**Stated problem**
Track down every line below that holds "planta" and copy it.

************

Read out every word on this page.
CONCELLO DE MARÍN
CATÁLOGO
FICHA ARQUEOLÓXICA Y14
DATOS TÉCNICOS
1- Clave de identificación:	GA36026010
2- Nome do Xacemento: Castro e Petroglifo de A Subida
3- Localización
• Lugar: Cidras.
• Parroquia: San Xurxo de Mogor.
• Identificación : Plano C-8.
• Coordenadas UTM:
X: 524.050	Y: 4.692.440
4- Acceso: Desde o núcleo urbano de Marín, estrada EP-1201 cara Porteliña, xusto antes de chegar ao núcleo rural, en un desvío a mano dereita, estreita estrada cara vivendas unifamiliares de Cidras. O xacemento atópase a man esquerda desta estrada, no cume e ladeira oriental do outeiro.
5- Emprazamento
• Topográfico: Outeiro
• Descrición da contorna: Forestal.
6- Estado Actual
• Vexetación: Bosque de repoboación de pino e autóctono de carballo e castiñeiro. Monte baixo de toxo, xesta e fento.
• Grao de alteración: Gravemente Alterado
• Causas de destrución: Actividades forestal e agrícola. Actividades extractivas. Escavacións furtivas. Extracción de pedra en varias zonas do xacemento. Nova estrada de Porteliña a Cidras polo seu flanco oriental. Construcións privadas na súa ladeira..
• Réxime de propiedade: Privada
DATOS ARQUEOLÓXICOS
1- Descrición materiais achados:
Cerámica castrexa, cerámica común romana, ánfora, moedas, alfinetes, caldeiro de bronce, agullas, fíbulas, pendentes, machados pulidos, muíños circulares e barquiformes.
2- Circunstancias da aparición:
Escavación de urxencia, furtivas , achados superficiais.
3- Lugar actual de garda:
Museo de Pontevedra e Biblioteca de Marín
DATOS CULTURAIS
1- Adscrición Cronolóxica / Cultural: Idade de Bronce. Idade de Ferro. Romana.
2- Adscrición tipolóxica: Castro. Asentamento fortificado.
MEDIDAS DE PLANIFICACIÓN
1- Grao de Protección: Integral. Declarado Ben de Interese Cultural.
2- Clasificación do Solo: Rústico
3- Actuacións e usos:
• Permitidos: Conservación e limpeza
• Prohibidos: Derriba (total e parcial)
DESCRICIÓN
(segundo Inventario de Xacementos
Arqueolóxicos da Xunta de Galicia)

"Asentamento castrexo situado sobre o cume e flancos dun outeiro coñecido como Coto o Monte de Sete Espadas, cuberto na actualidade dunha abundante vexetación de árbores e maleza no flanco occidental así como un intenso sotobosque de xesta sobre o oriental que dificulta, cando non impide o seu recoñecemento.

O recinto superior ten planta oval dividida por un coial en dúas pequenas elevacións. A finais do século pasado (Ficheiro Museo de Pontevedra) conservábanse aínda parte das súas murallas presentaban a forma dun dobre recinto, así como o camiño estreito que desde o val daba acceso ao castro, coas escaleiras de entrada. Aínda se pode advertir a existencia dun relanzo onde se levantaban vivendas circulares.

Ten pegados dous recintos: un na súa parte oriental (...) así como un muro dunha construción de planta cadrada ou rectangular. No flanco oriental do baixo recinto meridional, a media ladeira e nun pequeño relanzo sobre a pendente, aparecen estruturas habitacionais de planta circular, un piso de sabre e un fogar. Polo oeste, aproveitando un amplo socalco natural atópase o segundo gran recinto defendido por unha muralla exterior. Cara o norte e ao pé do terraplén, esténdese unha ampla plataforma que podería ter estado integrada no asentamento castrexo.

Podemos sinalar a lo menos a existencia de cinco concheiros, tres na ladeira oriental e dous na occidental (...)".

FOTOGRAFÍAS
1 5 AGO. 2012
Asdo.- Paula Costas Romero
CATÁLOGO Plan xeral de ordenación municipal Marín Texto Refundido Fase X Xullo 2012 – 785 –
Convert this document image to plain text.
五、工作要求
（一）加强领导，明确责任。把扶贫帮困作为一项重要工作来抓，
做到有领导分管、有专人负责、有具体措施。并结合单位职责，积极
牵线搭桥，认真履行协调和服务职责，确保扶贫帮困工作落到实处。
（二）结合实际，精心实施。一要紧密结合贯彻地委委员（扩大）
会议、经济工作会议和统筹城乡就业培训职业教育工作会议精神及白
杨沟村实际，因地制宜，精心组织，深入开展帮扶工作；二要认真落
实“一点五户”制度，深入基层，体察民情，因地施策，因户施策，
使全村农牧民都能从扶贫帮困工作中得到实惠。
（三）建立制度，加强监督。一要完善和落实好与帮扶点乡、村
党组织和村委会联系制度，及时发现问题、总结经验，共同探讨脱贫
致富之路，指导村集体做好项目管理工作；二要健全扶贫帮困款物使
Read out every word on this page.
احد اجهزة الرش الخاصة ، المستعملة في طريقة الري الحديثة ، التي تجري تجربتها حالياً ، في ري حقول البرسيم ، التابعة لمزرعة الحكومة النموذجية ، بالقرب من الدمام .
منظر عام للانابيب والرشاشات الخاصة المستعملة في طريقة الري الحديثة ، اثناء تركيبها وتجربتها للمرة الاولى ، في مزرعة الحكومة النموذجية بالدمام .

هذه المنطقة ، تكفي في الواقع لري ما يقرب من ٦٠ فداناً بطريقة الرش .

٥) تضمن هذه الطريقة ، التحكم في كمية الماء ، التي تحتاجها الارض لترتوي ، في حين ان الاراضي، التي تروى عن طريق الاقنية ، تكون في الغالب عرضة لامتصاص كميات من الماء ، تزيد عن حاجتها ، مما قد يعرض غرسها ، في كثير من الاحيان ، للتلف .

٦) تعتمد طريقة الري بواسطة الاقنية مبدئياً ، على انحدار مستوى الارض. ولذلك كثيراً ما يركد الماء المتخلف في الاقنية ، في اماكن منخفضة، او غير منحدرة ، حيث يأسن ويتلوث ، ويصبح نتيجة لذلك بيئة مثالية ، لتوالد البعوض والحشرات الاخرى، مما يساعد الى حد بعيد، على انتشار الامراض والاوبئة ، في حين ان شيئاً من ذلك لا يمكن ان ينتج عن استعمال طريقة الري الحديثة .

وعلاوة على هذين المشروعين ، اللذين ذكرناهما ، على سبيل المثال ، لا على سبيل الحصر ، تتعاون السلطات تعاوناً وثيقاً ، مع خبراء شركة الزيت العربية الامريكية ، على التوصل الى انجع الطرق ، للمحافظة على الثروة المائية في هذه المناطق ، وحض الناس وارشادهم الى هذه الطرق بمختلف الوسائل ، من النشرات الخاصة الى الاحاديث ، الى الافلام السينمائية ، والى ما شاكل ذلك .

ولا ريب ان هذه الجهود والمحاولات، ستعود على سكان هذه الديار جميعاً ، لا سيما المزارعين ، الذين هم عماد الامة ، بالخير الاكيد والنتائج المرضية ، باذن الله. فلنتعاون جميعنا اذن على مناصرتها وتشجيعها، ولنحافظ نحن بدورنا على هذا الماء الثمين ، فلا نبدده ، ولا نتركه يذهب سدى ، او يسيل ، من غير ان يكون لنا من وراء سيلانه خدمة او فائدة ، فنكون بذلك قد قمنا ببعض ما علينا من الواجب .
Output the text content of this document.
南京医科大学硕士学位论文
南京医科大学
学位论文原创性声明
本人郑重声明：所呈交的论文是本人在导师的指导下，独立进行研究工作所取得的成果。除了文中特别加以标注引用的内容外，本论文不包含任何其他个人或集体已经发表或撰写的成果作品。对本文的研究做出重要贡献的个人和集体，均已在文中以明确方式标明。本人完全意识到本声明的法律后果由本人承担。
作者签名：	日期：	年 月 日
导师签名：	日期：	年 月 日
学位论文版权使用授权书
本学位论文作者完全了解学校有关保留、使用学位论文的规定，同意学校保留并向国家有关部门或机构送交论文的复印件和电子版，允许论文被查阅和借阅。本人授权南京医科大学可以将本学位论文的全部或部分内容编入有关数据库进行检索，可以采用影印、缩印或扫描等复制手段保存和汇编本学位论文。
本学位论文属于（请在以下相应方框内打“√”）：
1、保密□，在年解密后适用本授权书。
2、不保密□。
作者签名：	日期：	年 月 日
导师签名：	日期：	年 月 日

************

**Task answer**
O recinto superior ten planta oval dividida por un coial en dúas pequenas elevacións. A finais do século pasado (Ficheiro Museo de Pontevedra) conservábanse aínda parte das súas murallas presentaban a forma dun dobre recinto, así como o camiño estreito que desde o val daba acceso ao castro, coas escaleiras de entrada. Aínda se pode advertir a existencia dun relanzo onde se levantaban vivendas circulares.
Ten pegados dous recintos: un na súa parte oriental (...) así como un muro dunha construción de planta cadrada ou rectangular. No flanco oriental do baixo recinto meridional, a media ladeira e nun pequeño relanzo sobre a pendente, aparecen estruturas habitacionais de planta circular, un piso de sabre e un fogar. Polo oeste, aproveitando un amplo socalco natural atópase o segundo gran recinto defendido por unha muralla exterior. Cara o norte e ao pé do terraplén, esténdese unha ampla plataforma que podería ter estado integrada no asentamento castrexo.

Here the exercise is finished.